### Entries shown
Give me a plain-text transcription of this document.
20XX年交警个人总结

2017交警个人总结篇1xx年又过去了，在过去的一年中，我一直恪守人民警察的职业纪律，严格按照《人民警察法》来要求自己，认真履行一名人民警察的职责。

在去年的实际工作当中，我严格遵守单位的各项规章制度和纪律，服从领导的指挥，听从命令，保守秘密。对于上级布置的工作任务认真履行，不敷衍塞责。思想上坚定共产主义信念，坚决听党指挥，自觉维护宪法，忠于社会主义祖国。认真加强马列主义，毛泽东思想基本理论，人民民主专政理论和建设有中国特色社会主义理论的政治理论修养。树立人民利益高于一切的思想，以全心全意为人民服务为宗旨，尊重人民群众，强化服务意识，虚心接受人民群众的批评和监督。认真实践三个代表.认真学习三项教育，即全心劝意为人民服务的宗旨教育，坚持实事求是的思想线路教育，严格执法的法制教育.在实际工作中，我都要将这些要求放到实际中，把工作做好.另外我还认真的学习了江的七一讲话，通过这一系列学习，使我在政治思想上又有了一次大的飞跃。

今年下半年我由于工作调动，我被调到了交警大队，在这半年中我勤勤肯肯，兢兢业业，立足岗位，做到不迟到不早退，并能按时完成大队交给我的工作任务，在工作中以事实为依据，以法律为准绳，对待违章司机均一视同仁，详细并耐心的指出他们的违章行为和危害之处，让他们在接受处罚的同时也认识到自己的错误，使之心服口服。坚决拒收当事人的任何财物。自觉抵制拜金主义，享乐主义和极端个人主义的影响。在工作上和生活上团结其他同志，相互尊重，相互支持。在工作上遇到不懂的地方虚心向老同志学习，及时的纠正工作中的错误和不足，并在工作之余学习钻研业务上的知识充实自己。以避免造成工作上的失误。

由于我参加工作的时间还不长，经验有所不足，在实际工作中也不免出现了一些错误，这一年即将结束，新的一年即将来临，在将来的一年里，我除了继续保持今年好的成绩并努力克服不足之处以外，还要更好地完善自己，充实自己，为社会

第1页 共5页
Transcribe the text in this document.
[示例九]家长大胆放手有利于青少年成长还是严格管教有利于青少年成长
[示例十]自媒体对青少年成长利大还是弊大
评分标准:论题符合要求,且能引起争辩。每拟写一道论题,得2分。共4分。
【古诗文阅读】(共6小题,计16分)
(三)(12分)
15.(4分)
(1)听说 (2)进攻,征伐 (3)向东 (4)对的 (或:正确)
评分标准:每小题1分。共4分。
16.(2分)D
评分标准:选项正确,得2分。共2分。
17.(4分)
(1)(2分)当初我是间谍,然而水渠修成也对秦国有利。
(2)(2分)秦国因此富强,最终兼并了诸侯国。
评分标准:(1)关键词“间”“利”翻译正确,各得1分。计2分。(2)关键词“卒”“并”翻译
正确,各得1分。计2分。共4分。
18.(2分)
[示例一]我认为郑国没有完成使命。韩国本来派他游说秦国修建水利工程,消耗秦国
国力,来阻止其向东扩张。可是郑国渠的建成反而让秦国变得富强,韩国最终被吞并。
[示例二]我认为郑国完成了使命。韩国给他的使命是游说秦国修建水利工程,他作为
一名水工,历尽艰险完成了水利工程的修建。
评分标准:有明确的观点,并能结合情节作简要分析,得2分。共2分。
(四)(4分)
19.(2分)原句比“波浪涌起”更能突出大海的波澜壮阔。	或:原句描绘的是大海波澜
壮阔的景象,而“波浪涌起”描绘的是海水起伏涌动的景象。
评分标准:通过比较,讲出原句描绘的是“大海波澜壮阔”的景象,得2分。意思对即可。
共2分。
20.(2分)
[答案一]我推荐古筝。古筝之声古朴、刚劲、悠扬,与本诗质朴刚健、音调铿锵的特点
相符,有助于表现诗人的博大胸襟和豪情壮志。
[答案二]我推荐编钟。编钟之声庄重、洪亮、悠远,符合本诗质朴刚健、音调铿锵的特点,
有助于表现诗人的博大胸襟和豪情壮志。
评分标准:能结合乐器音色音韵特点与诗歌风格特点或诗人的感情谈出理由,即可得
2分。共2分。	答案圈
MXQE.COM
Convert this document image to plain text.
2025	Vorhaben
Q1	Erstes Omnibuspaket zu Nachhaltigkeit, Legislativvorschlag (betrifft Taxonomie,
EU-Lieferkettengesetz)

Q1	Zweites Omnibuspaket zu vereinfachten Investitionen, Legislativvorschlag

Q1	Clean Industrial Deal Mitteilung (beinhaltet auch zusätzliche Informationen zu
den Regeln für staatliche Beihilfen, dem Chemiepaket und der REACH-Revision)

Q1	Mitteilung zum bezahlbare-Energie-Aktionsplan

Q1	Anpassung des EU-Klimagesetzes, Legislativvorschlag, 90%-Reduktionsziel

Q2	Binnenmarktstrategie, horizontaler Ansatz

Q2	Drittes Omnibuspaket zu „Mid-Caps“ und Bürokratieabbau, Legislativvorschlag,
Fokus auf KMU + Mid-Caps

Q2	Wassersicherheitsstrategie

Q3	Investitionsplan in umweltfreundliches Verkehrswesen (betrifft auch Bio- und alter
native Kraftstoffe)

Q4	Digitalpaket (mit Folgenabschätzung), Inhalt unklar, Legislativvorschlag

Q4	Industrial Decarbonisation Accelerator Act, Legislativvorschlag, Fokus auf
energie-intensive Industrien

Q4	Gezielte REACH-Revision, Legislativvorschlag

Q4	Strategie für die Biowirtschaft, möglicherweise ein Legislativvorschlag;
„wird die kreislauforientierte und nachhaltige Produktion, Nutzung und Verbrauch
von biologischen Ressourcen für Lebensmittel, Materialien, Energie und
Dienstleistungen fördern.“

### Requirement
Please output the entries above, every line exactly as it reads.

### Solution for this problem
Give me a plain-text transcription of this document.
20XX年交警个人总结

2017交警个人总结篇1xx年又过去了，在过去的一年中，我一直恪守人民警察的职业纪律，严格按照《人民警察法》来要求自己，认真履行一名人民警察的职责。

在去年的实际工作当中，我严格遵守单位的各项规章制度和纪律，服从领导的指挥，听从命令，保守秘密。对于上级布置的工作任务认真履行，不敷衍塞责。思想上坚定共产主义信念，坚决听党指挥，自觉维护宪法，忠于社会主义祖国。认真加强马列主义，毛泽东思想基本理论，人民民主专政理论和建设有中国特色社会主义理论的政治理论修养。树立人民利益高于一切的思想，以全心全意为人民服务为宗旨，尊重人民群众，强化服务意识，虚心接受人民群众的批评和监督。认真实践三个代表.认真学习三项教育，即全心劝意为人民服务的宗旨教育，坚持实事求是的思想线路教育，严格执法的法制教育.在实际工作中，我都要将这些要求放到实际中，把工作做好.另外我还认真的学习了江的七一讲话，通过这一系列学习，使我在政治思想上又有了一次大的飞跃。

今年下半年我由于工作调动，我被调到了交警大队，在这半年中我勤勤肯肯，兢兢业业，立足岗位，做到不迟到不早退，并能按时完成大队交给我的工作任务，在工作中以事实为依据，以法律为准绳，对待违章司机均一视同仁，详细并耐心的指出他们的违章行为和危害之处，让他们在接受处罚的同时也认识到自己的错误，使之心服口服。坚决拒收当事人的任何财物。自觉抵制拜金主义，享乐主义和极端个人主义的影响。在工作上和生活上团结其他同志，相互尊重，相互支持。在工作上遇到不懂的地方虚心向老同志学习，及时的纠正工作中的错误和不足，并在工作之余学习钻研业务上的知识充实自己。以避免造成工作上的失误。

由于我参加工作的时间还不长，经验有所不足，在实际工作中也不免出现了一些错误，这一年即将结束，新的一年即将来临，在将来的一年里，我除了继续保持今年好的成绩并努力克服不足之处以外，还要更好地完善自己，充实自己，为社会

第1页 共5页
Transcribe the text in this document.
[示例九]家长大胆放手有利于青少年成长还是严格管教有利于青少年成长
[示例十]自媒体对青少年成长利大还是弊大
评分标准:论题符合要求,且能引起争辩。每拟写一道论题,得2分。共4分。
【古诗文阅读】(共6小题,计16分)
(三)(12分)
15.(4分)
(1)听说 (2)进攻,征伐 (3)向东 (4)对的 (或:正确)
评分标准:每小题1分。共4分。
16.(2分)D
评分标准:选项正确,得2分。共2分。
17.(4分)
(1)(2分)当初我是间谍,然而水渠修成也对秦国有利。
(2)(2分)秦国因此富强,最终兼并了诸侯国。
评分标准:(1)关键词“间”“利”翻译正确,各得1分。计2分。(2)关键词“卒”“并”翻译
正确,各得1分。计2分。共4分。
18.(2分)
[示例一]我认为郑国没有完成使命。韩国本来派他游说秦国修建水利工程,消耗秦国
国力,来阻止其向东扩张。可是郑国渠的建成反而让秦国变得富强,韩国最终被吞并。
[示例二]我认为郑国完成了使命。韩国给他的使命是游说秦国修建水利工程,他作为
一名水工,历尽艰险完成了水利工程的修建。
评分标准:有明确的观点,并能结合情节作简要分析,得2分。共2分。
(四)(4分)
19.(2分)原句比“波浪涌起”更能突出大海的波澜壮阔。	或:原句描绘的是大海波澜
壮阔的景象,而“波浪涌起”描绘的是海水起伏涌动的景象。
评分标准:通过比较,讲出原句描绘的是“大海波澜壮阔”的景象,得2分。意思对即可。
共2分。
20.(2分)
[答案一]我推荐古筝。古筝之声古朴、刚劲、悠扬,与本诗质朴刚健、音调铿锵的特点
相符,有助于表现诗人的博大胸襟和豪情壮志。
[答案二]我推荐编钟。编钟之声庄重、洪亮、悠远,符合本诗质朴刚健、音调铿锵的特点,
有助于表现诗人的博大胸襟和豪情壮志。
评分标准:能结合乐器音色音韵特点与诗歌风格特点或诗人的感情谈出理由,即可得
2分。共2分。	答案圈
MXQE.COM
Convert this document image to plain text.
2025	Vorhaben
Q1	Erstes Omnibuspaket zu Nachhaltigkeit, Legislativvorschlag (betrifft Taxonomie,
EU-Lieferkettengesetz)

Q1	Zweites Omnibuspaket zu vereinfachten Investitionen, Legislativvorschlag

Q1	Clean Industrial Deal Mitteilung (beinhaltet auch zusätzliche Informationen zu
den Regeln für staatliche Beihilfen, dem Chemiepaket und der REACH-Revision)

Q1	Mitteilung zum bezahlbare-Energie-Aktionsplan

Q1	Anpassung des EU-Klimagesetzes, Legislativvorschlag, 90%-Reduktionsziel

Q2	Binnenmarktstrategie, horizontaler Ansatz

Q2	Drittes Omnibuspaket zu „Mid-Caps“ und Bürokratieabbau, Legislativvorschlag,
Fokus auf KMU + Mid-Caps

Q2	Wassersicherheitsstrategie

Q3	Investitionsplan in umweltfreundliches Verkehrswesen (betrifft auch Bio- und alter
native Kraftstoffe)

Q4	Digitalpaket (mit Folgenabschätzung), Inhalt unklar, Legislativvorschlag

Q4	Industrial Decarbonisation Accelerator Act, Legislativvorschlag, Fokus auf
energie-intensive Industrien

Q4	Gezielte REACH-Revision, Legislativvorschlag

Q4	Strategie für die Biowirtschaft, möglicherweise ein Legislativvorschlag;
„wird die kreislauforientierte und nachhaltige Produktion, Nutzung und Verbrauch
von biologischen Ressourcen für Lebensmittel, Materialien, Energie und
Dienstleistungen fördern.“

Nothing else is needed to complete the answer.